═══ Entries provided

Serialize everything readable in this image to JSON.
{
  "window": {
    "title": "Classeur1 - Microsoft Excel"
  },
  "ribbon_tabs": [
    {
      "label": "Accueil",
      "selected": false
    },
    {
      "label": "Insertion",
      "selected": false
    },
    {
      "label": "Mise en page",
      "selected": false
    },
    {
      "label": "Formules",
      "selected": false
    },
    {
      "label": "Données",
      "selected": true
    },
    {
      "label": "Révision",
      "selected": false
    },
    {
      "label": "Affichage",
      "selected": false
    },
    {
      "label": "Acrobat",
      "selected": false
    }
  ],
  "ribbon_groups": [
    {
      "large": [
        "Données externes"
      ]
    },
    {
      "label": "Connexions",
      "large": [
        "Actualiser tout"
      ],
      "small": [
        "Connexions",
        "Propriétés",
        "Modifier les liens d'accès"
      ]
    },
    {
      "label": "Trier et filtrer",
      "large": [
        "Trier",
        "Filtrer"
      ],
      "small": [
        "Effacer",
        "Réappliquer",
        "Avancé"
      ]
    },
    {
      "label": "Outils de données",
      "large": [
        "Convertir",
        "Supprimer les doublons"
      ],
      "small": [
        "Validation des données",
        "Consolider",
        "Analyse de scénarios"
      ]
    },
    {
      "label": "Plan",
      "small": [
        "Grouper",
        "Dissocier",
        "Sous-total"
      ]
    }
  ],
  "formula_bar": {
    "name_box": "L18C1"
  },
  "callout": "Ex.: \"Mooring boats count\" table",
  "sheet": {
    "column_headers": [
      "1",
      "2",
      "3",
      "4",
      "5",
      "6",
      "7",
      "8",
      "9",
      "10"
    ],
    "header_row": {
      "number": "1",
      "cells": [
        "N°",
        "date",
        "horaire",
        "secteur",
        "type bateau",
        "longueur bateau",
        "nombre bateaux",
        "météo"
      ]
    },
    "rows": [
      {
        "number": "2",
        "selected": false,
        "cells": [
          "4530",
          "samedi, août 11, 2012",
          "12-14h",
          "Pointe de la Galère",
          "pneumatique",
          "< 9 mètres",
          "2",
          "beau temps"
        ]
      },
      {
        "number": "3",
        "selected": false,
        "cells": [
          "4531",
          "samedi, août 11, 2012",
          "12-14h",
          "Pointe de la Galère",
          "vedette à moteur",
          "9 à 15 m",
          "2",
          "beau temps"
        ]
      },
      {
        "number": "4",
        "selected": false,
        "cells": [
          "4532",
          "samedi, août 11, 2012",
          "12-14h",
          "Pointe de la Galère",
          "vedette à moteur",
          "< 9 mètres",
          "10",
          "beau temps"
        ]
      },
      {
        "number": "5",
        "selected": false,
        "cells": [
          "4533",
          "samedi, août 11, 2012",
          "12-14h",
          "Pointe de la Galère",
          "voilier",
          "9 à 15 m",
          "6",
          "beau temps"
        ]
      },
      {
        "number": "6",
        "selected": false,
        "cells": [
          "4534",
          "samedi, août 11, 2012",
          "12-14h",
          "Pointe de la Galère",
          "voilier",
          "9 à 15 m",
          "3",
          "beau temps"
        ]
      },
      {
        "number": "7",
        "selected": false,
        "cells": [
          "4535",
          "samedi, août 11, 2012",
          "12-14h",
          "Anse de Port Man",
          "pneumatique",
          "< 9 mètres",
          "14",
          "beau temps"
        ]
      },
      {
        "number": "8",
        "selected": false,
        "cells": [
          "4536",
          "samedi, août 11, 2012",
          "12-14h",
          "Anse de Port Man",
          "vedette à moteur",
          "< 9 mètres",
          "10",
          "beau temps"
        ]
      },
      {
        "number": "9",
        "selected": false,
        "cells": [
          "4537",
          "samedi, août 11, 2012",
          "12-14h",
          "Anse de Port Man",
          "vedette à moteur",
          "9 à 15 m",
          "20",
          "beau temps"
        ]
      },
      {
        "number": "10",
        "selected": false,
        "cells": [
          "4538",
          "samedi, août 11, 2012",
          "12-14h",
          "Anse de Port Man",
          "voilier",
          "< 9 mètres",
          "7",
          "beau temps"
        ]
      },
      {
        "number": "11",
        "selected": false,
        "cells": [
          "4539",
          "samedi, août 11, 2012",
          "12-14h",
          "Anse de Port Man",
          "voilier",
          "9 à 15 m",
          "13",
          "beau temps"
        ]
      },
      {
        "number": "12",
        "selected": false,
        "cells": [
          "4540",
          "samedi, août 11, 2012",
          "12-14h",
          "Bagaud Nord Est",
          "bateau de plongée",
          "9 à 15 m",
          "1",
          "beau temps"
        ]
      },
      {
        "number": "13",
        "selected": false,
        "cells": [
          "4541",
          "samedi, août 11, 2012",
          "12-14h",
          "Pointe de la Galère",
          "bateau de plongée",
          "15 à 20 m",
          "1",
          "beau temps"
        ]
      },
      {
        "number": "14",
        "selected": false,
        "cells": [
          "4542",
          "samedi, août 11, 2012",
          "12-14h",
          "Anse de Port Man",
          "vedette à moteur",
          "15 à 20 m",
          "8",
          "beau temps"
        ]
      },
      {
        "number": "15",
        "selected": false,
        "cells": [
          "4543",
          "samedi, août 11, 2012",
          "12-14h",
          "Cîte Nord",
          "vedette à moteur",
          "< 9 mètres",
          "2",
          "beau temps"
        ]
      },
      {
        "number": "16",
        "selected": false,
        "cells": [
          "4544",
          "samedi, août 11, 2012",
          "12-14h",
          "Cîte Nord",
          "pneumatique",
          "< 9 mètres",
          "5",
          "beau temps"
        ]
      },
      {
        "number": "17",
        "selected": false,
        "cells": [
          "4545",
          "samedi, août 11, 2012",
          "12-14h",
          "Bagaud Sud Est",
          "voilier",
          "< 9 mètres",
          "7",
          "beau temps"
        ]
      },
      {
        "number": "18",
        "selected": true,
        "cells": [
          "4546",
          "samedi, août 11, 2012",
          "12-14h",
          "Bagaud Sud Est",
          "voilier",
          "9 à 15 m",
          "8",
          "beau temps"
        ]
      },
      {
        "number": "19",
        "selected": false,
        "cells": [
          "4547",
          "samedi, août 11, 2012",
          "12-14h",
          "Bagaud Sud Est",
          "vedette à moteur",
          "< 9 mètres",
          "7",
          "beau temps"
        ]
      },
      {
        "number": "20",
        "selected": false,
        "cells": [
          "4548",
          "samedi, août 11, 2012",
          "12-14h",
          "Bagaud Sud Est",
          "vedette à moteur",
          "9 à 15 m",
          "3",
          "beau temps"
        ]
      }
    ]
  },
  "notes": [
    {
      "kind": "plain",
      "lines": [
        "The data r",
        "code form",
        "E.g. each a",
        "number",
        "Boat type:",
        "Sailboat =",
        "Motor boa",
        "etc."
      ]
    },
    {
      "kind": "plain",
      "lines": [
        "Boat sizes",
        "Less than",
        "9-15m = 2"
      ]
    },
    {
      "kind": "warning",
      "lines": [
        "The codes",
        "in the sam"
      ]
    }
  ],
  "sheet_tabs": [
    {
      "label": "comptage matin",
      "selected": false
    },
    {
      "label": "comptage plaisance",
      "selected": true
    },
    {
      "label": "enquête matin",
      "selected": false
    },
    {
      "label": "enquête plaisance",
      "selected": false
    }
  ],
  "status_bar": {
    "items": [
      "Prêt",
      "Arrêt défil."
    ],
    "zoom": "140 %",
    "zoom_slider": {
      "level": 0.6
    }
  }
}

══════

> **Request**
Retype the entries exactly, including every line.

> **Exercise solution**
Serialize everything readable in this image to JSON.
{
  "window": {
    "title": "Classeur1 - Microsoft Excel"
  },
  "ribbon_tabs": [
    {
      "label": "Accueil",
      "selected": false
    },
    {
      "label": "Insertion",
      "selected": false
    },
    {
      "label": "Mise en page",
      "selected": false
    },
    {
      "label": "Formules",
      "selected": false
    },
    {
      "label": "Données",
      "selected": true
    },
    {
      "label": "Révision",
      "selected": false
    },
    {
      "label": "Affichage",
      "selected": false
    },
    {
      "label": "Acrobat",
      "selected": false
    }
  ],
  "ribbon_groups": [
    {
      "large": [
        "Données externes"
      ]
    },
    {
      "label": "Connexions",
      "large": [
        "Actualiser tout"
      ],
      "small": [
        "Connexions",
        "Propriétés",
        "Modifier les liens d'accès"
      ]
    },
    {
      "label": "Trier et filtrer",
      "large": [
        "Trier",
        "Filtrer"
      ],
      "small": [
        "Effacer",
        "Réappliquer",
        "Avancé"
      ]
    },
    {
      "label": "Outils de données",
      "large": [
        "Convertir",
        "Supprimer les doublons"
      ],
      "small": [
        "Validation des données",
        "Consolider",
        "Analyse de scénarios"
      ]
    },
    {
      "label": "Plan",
      "small": [
        "Grouper",
        "Dissocier",
        "Sous-total"
      ]
    }
  ],
  "formula_bar": {
    "name_box": "L18C1"
  },
  "callout": "Ex.: \"Mooring boats count\" table",
  "sheet": {
    "column_headers": [
      "1",
      "2",
      "3",
      "4",
      "5",
      "6",
      "7",
      "8",
      "9",
      "10"
    ],
    "header_row": {
      "number": "1",
      "cells": [
        "N°",
        "date",
        "horaire",
        "secteur",
        "type bateau",
        "longueur bateau",
        "nombre bateaux",
        "météo"
      ]
    },
    "rows": [
      {
        "number": "2",
        "selected": false,
        "cells": [
          "4530",
          "samedi, août 11, 2012",
          "12-14h",
          "Pointe de la Galère",
          "pneumatique",
          "< 9 mètres",
          "2",
          "beau temps"
        ]
      },
      {
        "number": "3",
        "selected": false,
        "cells": [
          "4531",
          "samedi, août 11, 2012",
          "12-14h",
          "Pointe de la Galère",
          "vedette à moteur",
          "9 à 15 m",
          "2",
          "beau temps"
        ]
      },
      {
        "number": "4",
        "selected": false,
        "cells": [
          "4532",
          "samedi, août 11, 2012",
          "12-14h",
          "Pointe de la Galère",
          "vedette à moteur",
          "< 9 mètres",
          "10",
          "beau temps"
        ]
      },
      {
        "number": "5",
        "selected": false,
        "cells": [
          "4533",
          "samedi, août 11, 2012",
          "12-14h",
          "Pointe de la Galère",
          "voilier",
          "9 à 15 m",
          "6",
          "beau temps"
        ]
      },
      {
        "number": "6",
        "selected": false,
        "cells": [
          "4534",
          "samedi, août 11, 2012",
          "12-14h",
          "Pointe de la Galère",
          "voilier",
          "9 à 15 m",
          "3",
          "beau temps"
        ]
      },
      {
        "number": "7",
        "selected": false,
        "cells": [
          "4535",
          "samedi, août 11, 2012",
          "12-14h",
          "Anse de Port Man",
          "pneumatique",
          "< 9 mètres",
          "14",
          "beau temps"
        ]
      },
      {
        "number": "8",
        "selected": false,
        "cells": [
          "4536",
          "samedi, août 11, 2012",
          "12-14h",
          "Anse de Port Man",
          "vedette à moteur",
          "< 9 mètres",
          "10",
          "beau temps"
        ]
      },
      {
        "number": "9",
        "selected": false,
        "cells": [
          "4537",
          "samedi, août 11, 2012",
          "12-14h",
          "Anse de Port Man",
          "vedette à moteur",
          "9 à 15 m",
          "20",
          "beau temps"
        ]
      },
      {
        "number": "10",
        "selected": false,
        "cells": [
          "4538",
          "samedi, août 11, 2012",
          "12-14h",
          "Anse de Port Man",
          "voilier",
          "< 9 mètres",
          "7",
          "beau temps"
        ]
      },
      {
        "number": "11",
        "selected": false,
        "cells": [
          "4539",
          "samedi, août 11, 2012",
          "12-14h",
          "Anse de Port Man",
          "voilier",
          "9 à 15 m",
          "13",
          "beau temps"
        ]
      },
      {
        "number": "12",
        "selected": false,
        "cells": [
          "4540",
          "samedi, août 11, 2012",
          "12-14h",
          "Bagaud Nord Est",
          "bateau de plongée",
          "9 à 15 m",
          "1",
          "beau temps"
        ]
      },
      {
        "number": "13",
        "selected": false,
        "cells": [
          "4541",
          "samedi, août 11, 2012",
          "12-14h",
          "Pointe de la Galère",
          "bateau de plongée",
          "15 à 20 m",
          "1",
          "beau temps"
        ]
      },
      {
        "number": "14",
        "selected": false,
        "cells": [
          "4542",
          "samedi, août 11, 2012",
          "12-14h",
          "Anse de Port Man",
          "vedette à moteur",
          "15 à 20 m",
          "8",
          "beau temps"
        ]
      },
      {
        "number": "15",
        "selected": false,
        "cells": [
          "4543",
          "samedi, août 11, 2012",
          "12-14h",
          "Cîte Nord",
          "vedette à moteur",
          "< 9 mètres",
          "2",
          "beau temps"
        ]
      },
      {
        "number": "16",
        "selected": false,
        "cells": [
          "4544",
          "samedi, août 11, 2012",
          "12-14h",
          "Cîte Nord",
          "pneumatique",
          "< 9 mètres",
          "5",
          "beau temps"
        ]
      },
      {
        "number": "17",
        "selected": false,
        "cells": [
          "4545",
          "samedi, août 11, 2012",
          "12-14h",
          "Bagaud Sud Est",
          "voilier",
          "< 9 mètres",
          "7",
          "beau temps"
        ]
      },
      {
        "number": "18",
        "selected": true,
        "cells": [
          "4546",
          "samedi, août 11, 2012",
          "12-14h",
          "Bagaud Sud Est",
          "voilier",
          "9 à 15 m",
          "8",
          "beau temps"
        ]
      },
      {
        "number": "19",
        "selected": false,
        "cells": [
          "4547",
          "samedi, août 11, 2012",
          "12-14h",
          "Bagaud Sud Est",
          "vedette à moteur",
          "< 9 mètres",
          "7",
          "beau temps"
        ]
      },
      {
        "number": "20",
        "selected": false,
        "cells": [
          "4548",
          "samedi, août 11, 2012",
          "12-14h",
          "Bagaud Sud Est",
          "vedette à moteur",
          "9 à 15 m",
          "3",
          "beau temps"
        ]
      }
    ]
  },
  "notes": [
    {
      "kind": "plain",
      "lines": [
        "The data r",
        "code form",
        "E.g. each a",
        "number",
        "Boat type:",
        "Sailboat =",
        "Motor boa",
        "etc."
      ]
    },
    {
      "kind": "plain",
      "lines": [
        "Boat sizes",
        "Less than",
        "9-15m = 2"
      ]
    },
    {
      "kind": "warning",
      "lines": [
        "The codes",
        "in the sam"
      ]
    }
  ],
  "sheet_tabs": [
    {
      "label": "comptage matin",
      "selected": false
    },
    {
      "label": "comptage plaisance",
      "selected": true
    },
    {
      "label": "enquête matin",
      "selected": false
    },
    {
      "label": "enquête plaisance",
      "selected": false
    }
  ],
  "status_bar": {
    "items": [
      "Prêt",
      "Arrêt défil."
    ],
    "zoom": "140 %",
    "zoom_slider": {
      "level": 0.6
    }
  }
}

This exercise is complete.